Saved entries
━━━━━━━━━━━━━━━━

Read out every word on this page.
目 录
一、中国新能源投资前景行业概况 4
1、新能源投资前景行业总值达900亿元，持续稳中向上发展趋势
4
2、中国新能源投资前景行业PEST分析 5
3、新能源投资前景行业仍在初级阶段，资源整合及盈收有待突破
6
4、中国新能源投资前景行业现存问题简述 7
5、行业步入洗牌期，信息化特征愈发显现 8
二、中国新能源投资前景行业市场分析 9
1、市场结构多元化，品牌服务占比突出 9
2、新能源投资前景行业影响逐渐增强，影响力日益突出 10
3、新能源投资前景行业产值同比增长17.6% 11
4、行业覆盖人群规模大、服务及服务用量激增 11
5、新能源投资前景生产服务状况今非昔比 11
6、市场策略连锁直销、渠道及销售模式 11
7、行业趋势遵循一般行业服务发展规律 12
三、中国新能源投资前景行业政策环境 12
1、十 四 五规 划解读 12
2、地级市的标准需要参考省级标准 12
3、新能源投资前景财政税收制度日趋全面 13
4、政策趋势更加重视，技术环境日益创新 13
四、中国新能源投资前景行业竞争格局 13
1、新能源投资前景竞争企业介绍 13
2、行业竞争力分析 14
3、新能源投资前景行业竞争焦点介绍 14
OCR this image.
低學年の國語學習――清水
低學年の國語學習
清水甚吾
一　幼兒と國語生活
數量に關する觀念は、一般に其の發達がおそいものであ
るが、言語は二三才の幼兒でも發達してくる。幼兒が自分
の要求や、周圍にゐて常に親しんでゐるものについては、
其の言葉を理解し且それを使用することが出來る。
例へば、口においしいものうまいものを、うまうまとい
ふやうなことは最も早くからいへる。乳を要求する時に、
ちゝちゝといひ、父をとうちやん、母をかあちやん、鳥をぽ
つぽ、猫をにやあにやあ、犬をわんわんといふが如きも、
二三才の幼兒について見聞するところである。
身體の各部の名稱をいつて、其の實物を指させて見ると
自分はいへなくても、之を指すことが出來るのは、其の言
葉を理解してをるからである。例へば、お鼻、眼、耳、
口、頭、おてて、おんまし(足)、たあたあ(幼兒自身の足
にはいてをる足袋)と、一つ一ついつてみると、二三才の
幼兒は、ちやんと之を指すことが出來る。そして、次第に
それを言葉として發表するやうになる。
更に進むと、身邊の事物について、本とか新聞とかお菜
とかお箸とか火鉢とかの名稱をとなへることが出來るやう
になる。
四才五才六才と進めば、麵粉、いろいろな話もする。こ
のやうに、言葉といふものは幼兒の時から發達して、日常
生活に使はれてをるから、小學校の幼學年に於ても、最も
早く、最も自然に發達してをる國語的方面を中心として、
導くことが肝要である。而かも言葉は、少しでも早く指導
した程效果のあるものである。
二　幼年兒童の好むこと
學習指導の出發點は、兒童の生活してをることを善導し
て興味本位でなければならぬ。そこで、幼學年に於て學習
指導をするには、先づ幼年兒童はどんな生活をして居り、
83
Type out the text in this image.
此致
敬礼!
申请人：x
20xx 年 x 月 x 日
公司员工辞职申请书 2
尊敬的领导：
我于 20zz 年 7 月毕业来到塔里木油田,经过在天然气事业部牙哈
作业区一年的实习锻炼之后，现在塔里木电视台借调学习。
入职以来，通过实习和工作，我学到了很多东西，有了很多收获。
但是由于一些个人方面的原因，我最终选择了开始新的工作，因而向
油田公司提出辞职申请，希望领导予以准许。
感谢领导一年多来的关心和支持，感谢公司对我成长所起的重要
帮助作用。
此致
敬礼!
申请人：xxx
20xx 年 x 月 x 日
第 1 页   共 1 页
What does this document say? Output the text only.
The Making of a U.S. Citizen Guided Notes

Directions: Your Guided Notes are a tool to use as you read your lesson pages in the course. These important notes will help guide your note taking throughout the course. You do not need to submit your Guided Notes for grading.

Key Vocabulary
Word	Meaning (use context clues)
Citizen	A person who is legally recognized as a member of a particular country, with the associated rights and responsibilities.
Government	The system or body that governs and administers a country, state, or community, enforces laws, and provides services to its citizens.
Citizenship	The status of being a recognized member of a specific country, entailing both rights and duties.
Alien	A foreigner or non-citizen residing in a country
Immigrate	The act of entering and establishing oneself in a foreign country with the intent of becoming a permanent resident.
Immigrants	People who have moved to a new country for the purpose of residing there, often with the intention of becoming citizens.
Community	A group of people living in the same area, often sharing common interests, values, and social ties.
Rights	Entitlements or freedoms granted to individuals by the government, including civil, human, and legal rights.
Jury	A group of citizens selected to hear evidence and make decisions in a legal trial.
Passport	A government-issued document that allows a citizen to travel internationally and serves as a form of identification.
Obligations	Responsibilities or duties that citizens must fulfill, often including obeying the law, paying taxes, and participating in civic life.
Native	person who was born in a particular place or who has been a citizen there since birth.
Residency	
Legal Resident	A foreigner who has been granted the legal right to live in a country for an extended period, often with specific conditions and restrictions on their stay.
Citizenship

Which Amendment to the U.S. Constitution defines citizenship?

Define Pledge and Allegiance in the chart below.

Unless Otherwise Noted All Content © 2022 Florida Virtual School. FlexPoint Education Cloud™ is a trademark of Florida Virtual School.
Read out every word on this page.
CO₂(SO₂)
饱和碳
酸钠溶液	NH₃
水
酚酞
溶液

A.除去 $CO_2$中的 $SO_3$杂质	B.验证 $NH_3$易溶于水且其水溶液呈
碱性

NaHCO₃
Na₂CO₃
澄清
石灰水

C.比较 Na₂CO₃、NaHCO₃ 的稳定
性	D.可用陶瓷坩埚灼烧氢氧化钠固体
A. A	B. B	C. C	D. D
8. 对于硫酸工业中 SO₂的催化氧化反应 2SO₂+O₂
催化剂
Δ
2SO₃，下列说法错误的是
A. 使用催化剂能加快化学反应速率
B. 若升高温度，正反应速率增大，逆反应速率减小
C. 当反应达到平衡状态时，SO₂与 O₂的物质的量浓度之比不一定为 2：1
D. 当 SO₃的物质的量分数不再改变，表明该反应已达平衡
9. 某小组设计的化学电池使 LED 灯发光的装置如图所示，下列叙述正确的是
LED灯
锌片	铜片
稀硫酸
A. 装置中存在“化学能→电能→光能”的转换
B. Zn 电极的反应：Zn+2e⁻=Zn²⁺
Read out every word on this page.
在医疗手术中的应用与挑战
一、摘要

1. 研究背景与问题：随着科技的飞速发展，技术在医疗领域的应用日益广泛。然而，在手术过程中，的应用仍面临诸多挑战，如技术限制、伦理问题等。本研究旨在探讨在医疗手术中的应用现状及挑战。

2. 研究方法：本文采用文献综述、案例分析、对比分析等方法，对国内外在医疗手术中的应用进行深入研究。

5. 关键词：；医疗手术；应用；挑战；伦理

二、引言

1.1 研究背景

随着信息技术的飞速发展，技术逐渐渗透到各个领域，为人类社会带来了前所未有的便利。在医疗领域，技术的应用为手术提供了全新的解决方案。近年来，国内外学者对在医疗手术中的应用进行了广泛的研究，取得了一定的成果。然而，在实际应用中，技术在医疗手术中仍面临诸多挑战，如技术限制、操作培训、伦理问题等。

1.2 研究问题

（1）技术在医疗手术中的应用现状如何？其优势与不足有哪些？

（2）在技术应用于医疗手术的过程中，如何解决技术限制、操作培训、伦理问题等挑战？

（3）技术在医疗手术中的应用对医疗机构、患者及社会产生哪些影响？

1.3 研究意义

━━━━━━━━━━━━━━━━

Given task
Scan the records above for the string "如技术限制", then select every line that holds it.

Answer to the exercise
1. 研究背景与问题：随着科技的飞速发展，技术在医疗领域的应用日益广泛。然而，在手术过程中，的应用仍面临诸多挑战，如技术限制、伦理问题等。本研究旨在探讨在医疗手术中的应用现状及挑战。
随着信息技术的飞速发展，技术逐渐渗透到各个领域，为人类社会带来了前所未有的便利。在医疗领域，技术的应用为手术提供了全新的解决方案。近年来，国内外学者对在医疗手术中的应用进行了广泛的研究，取得了一定的成果。然而，在实际应用中，技术在医疗手术中仍面临诸多挑战，如技术限制、操作培训、伦理问题等。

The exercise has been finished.